> What to produce: Reproduce each line, exactly, from the one containing "What's the underlying" through the end of the material. Exclude pictures.

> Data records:
'''

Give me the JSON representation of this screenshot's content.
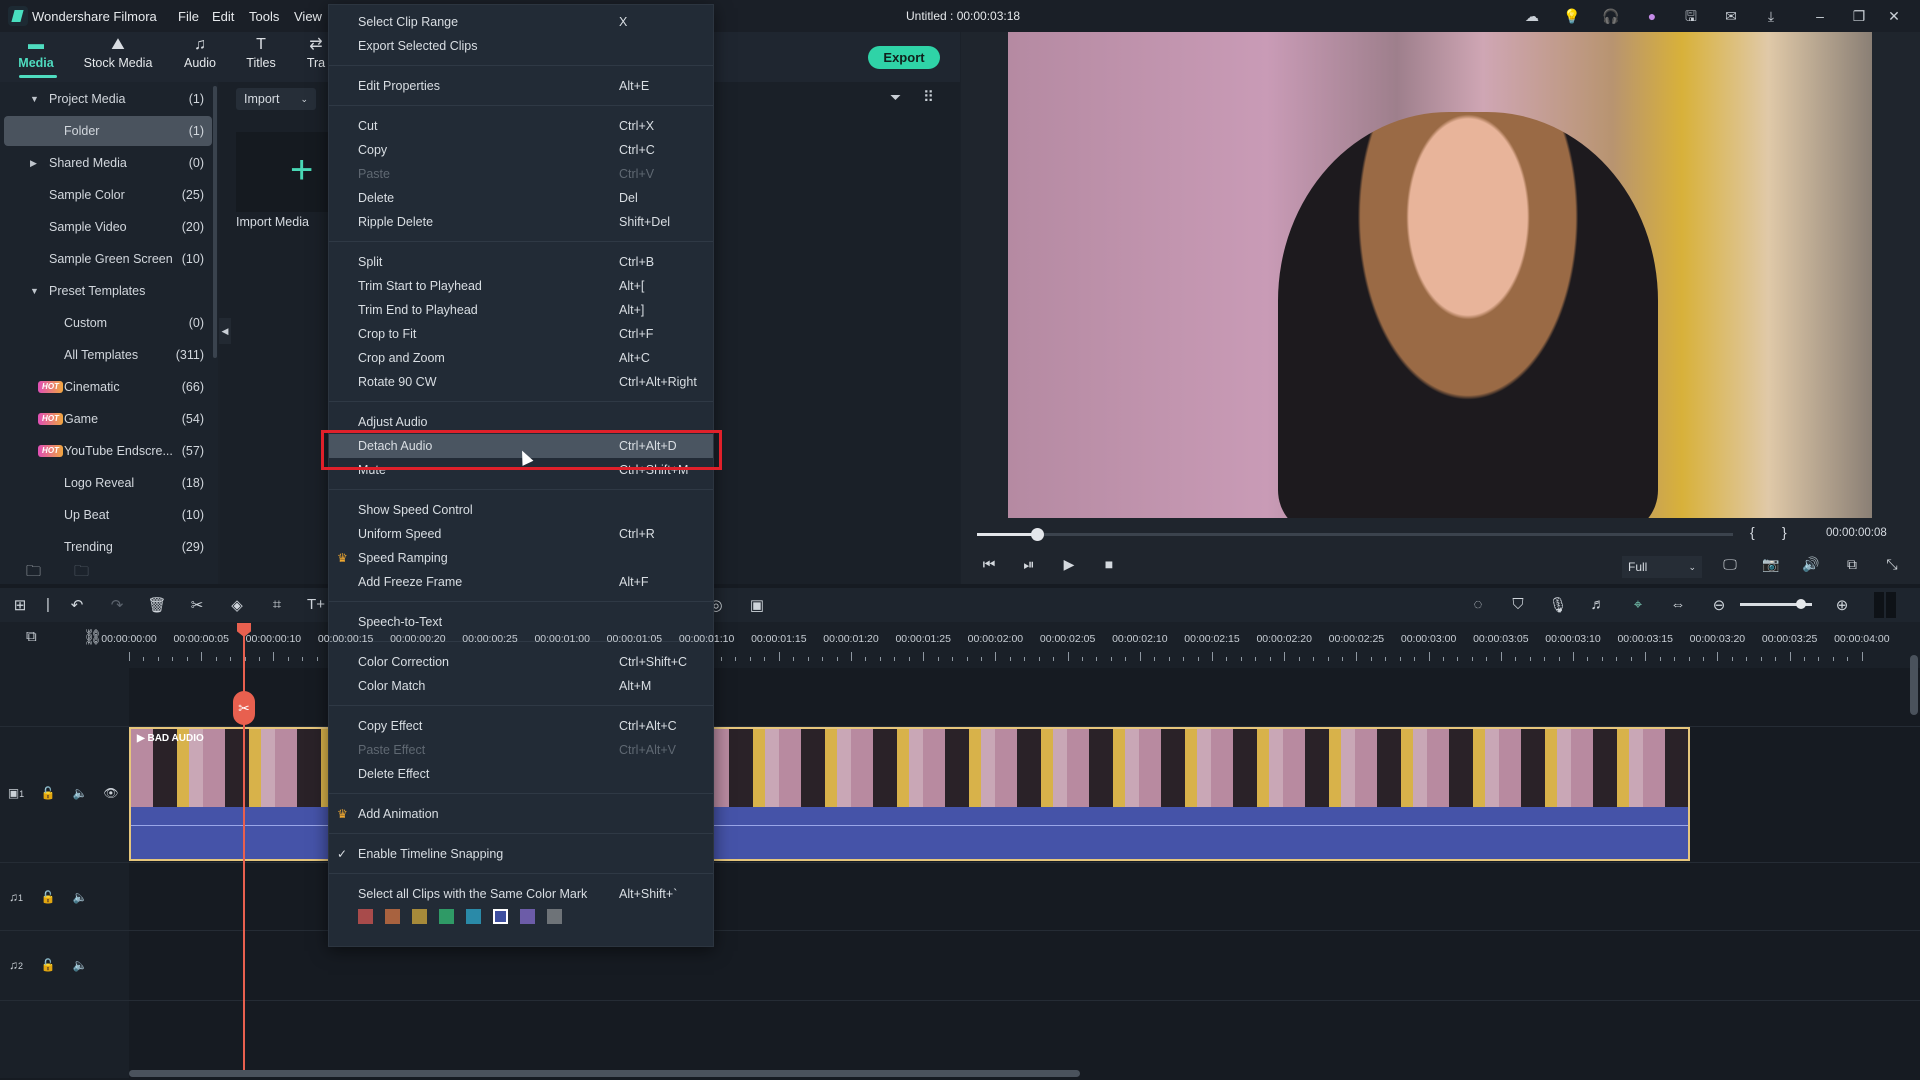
{
  "app": {
    "name": "Wondershare Filmora",
    "project_title": "Untitled : 00:00:03:18",
    "menubar": [
      "File",
      "Edit",
      "Tools",
      "View"
    ],
    "export_label": "Export",
    "title_icons": [
      "cloud-icon",
      "lightbulb-icon",
      "headset-icon",
      "avatar-icon",
      "save-icon",
      "mail-icon",
      "download-icon",
      "minimize-icon",
      "restore-icon",
      "close-icon"
    ]
  },
  "tabs": [
    {
      "label": "Media",
      "icon": "folder-icon",
      "active": true
    },
    {
      "label": "Stock Media",
      "icon": "cloud-image-icon"
    },
    {
      "label": "Audio",
      "icon": "music-note-icon"
    },
    {
      "label": "Titles",
      "icon": "text-icon"
    },
    {
      "label": "Tra",
      "icon": "transition-icon"
    }
  ],
  "sidebar": [
    {
      "label": "Project Media",
      "count": "(1)",
      "arrow": "down",
      "indent": 0
    },
    {
      "label": "Folder",
      "count": "(1)",
      "indent": 1,
      "selected": true
    },
    {
      "label": "Shared Media",
      "count": "(0)",
      "arrow": "right",
      "indent": 0
    },
    {
      "label": "Sample Color",
      "count": "(25)",
      "indent": 0
    },
    {
      "label": "Sample Video",
      "count": "(20)",
      "indent": 0
    },
    {
      "label": "Sample Green Screen",
      "count": "(10)",
      "indent": 0
    },
    {
      "label": "Preset Templates",
      "count": "",
      "arrow": "down",
      "indent": 0
    },
    {
      "label": "Custom",
      "count": "(0)",
      "indent": 1
    },
    {
      "label": "All Templates",
      "count": "(311)",
      "indent": 1
    },
    {
      "label": "Cinematic",
      "count": "(66)",
      "indent": 1,
      "hot": "HOT"
    },
    {
      "label": "Game",
      "count": "(54)",
      "indent": 1,
      "hot": "HOT"
    },
    {
      "label": "YouTube Endscre...",
      "count": "(57)",
      "indent": 1,
      "hot": "HOT"
    },
    {
      "label": "Logo Reveal",
      "count": "(18)",
      "indent": 1
    },
    {
      "label": "Up Beat",
      "count": "(10)",
      "indent": 1
    },
    {
      "label": "Trending",
      "count": "(29)",
      "indent": 1
    }
  ],
  "media": {
    "import_label": "Import",
    "import_media_label": "Import Media"
  },
  "preview": {
    "timecode": "00:00:00:08",
    "progress": 0.08,
    "quality": "Full",
    "mark_in": "{",
    "mark_out": "}"
  },
  "timeline": {
    "ruler": [
      "00:00:00:00",
      "00:00:00:05",
      "00:00:00:10",
      "00:00:00:15",
      "00:00:00:20",
      "00:00:00:25",
      "00:00:01:00",
      "00:00:01:05",
      "00:00:01:10",
      "00:00:01:15",
      "00:00:01:20",
      "00:00:01:25",
      "00:00:02:00",
      "00:00:02:05",
      "00:00:02:10",
      "00:00:02:15",
      "00:00:02:20",
      "00:00:02:25",
      "00:00:03:00",
      "00:00:03:05",
      "00:00:03:10",
      "00:00:03:15",
      "00:00:03:20",
      "00:00:03:25",
      "00:00:04:00"
    ],
    "clip_label": "BAD AUDIO",
    "video_track": "1",
    "audio_tracks": [
      "1",
      "2"
    ],
    "zoom_level": 0.85
  },
  "context_menu": [
    {
      "label": "Select Clip Range",
      "shortcut": "X"
    },
    {
      "label": "Export Selected Clips",
      "shortcut": ""
    },
    {
      "sep": true
    },
    {
      "label": "Edit Properties",
      "shortcut": "Alt+E"
    },
    {
      "sep": true
    },
    {
      "label": "Cut",
      "shortcut": "Ctrl+X"
    },
    {
      "label": "Copy",
      "shortcut": "Ctrl+C"
    },
    {
      "label": "Paste",
      "shortcut": "Ctrl+V",
      "disabled": true
    },
    {
      "label": "Delete",
      "shortcut": "Del"
    },
    {
      "label": "Ripple Delete",
      "shortcut": "Shift+Del"
    },
    {
      "sep": true
    },
    {
      "label": "Split",
      "shortcut": "Ctrl+B"
    },
    {
      "label": "Trim Start to Playhead",
      "shortcut": "Alt+["
    },
    {
      "label": "Trim End to Playhead",
      "shortcut": "Alt+]"
    },
    {
      "label": "Crop to Fit",
      "shortcut": "Ctrl+F"
    },
    {
      "label": "Crop and Zoom",
      "shortcut": "Alt+C"
    },
    {
      "label": "Rotate 90 CW",
      "shortcut": "Ctrl+Alt+Right"
    },
    {
      "sep": true
    },
    {
      "label": "Adjust Audio",
      "shortcut": ""
    },
    {
      "label": "Detach Audio",
      "shortcut": "Ctrl+Alt+D",
      "highlighted": true
    },
    {
      "label": "Mute",
      "shortcut": "Ctrl+Shift+M"
    },
    {
      "sep": true
    },
    {
      "label": "Show Speed Control",
      "shortcut": ""
    },
    {
      "label": "Uniform Speed",
      "shortcut": "Ctrl+R"
    },
    {
      "label": "Speed Ramping",
      "shortcut": "",
      "premium": true
    },
    {
      "label": "Add Freeze Frame",
      "shortcut": "Alt+F"
    },
    {
      "sep": true
    },
    {
      "label": "Speech-to-Text",
      "shortcut": ""
    },
    {
      "sep": true
    },
    {
      "label": "Color Correction",
      "shortcut": "Ctrl+Shift+C"
    },
    {
      "label": "Color Match",
      "shortcut": "Alt+M"
    },
    {
      "sep": true
    },
    {
      "label": "Copy Effect",
      "shortcut": "Ctrl+Alt+C"
    },
    {
      "label": "Paste Effect",
      "shortcut": "Ctrl+Alt+V",
      "disabled": true
    },
    {
      "label": "Delete Effect",
      "shortcut": ""
    },
    {
      "sep": true
    },
    {
      "label": "Add Animation",
      "shortcut": "",
      "premium": true
    },
    {
      "sep": true
    },
    {
      "label": "Enable Timeline Snapping",
      "shortcut": "",
      "checked": true
    },
    {
      "sep": true
    },
    {
      "label": "Select all Clips with the Same Color Mark",
      "shortcut": "Alt+Shift+`"
    }
  ],
  "color_marks": [
    "#a84b4b",
    "#a8623f",
    "#a68a3a",
    "#2f9a66",
    "#2a8aa8",
    "#3e4fa0",
    "#6c5ca8",
    "#6e7378"
  ],
  "selected_color_mark": 5,
  "colors": {
    "accent": "#4fdcc0",
    "export": "#2fd3a7",
    "highlight_box": "#e0202a",
    "playhead": "#e8604f",
    "clip_border": "#e6c67c"
  }
}
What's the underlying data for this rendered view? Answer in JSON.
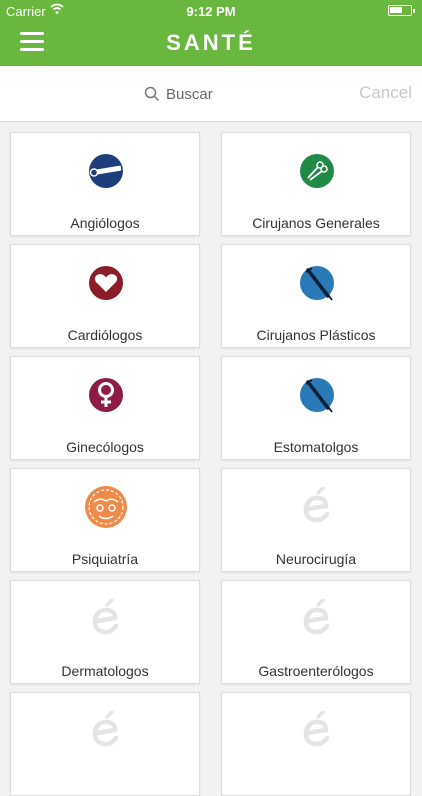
{
  "status": {
    "carrier": "Carrier",
    "time": "9:12 PM"
  },
  "header": {
    "logo": "SANTÉ",
    "menu_icon": "hamburger-menu-icon"
  },
  "search": {
    "placeholder": "Buscar",
    "cancel_label": "Cancel"
  },
  "colors": {
    "brand": "#6ab73f"
  },
  "specialties": [
    {
      "label": "Angiólogos",
      "icon": "vein-icon"
    },
    {
      "label": "Cirujanos Generales",
      "icon": "scissors-icon"
    },
    {
      "label": "Cardiólogos",
      "icon": "heart-icon"
    },
    {
      "label": "Cirujanos Plásticos",
      "icon": "syringe-icon"
    },
    {
      "label": "Ginecólogos",
      "icon": "female-icon"
    },
    {
      "label": "Estomatolgos",
      "icon": "syringe-icon"
    },
    {
      "label": "Psiquiatría",
      "icon": "brain-icon"
    },
    {
      "label": "Neurocirugía",
      "icon": "sante-placeholder-icon"
    },
    {
      "label": "Dermatologos",
      "icon": "sante-placeholder-icon"
    },
    {
      "label": "Gastroenterólogos",
      "icon": "sante-placeholder-icon"
    },
    {
      "label": "",
      "icon": "sante-placeholder-icon"
    },
    {
      "label": "",
      "icon": "sante-placeholder-icon"
    }
  ]
}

'''

> Reply:
What's the underlying data for this rendered view? Answer in JSON.
{
  "status": {
    "carrier": "Carrier",
    "time": "9:12 PM"
  },
  "header": {
    "logo": "SANTÉ",
    "menu_icon": "hamburger-menu-icon"
  },
  "search": {
    "placeholder": "Buscar",
    "cancel_label": "Cancel"
  },
  "colors": {
    "brand": "#6ab73f"
  },
  "specialties": [
    {
      "label": "Angiólogos",
      "icon": "vein-icon"
    },
    {
      "label": "Cirujanos Generales",
      "icon": "scissors-icon"
    },
    {
      "label": "Cardiólogos",
      "icon": "heart-icon"
    },
    {
      "label": "Cirujanos Plásticos",
      "icon": "syringe-icon"
    },
    {
      "label": "Ginecólogos",
      "icon": "female-icon"
    },
    {
      "label": "Estomatolgos",
      "icon": "syringe-icon"
    },
    {
      "label": "Psiquiatría",
      "icon": "brain-icon"
    },
    {
      "label": "Neurocirugía",
      "icon": "sante-placeholder-icon"
    },
    {
      "label": "Dermatologos",
      "icon": "sante-placeholder-icon"
    },
    {
      "label": "Gastroenterólogos",
      "icon": "sante-placeholder-icon"
    },
    {
      "label": "",
      "icon": "sante-placeholder-icon"
    },
    {
      "label": "",
      "icon": "sante-placeholder-icon"
    }
  ]
}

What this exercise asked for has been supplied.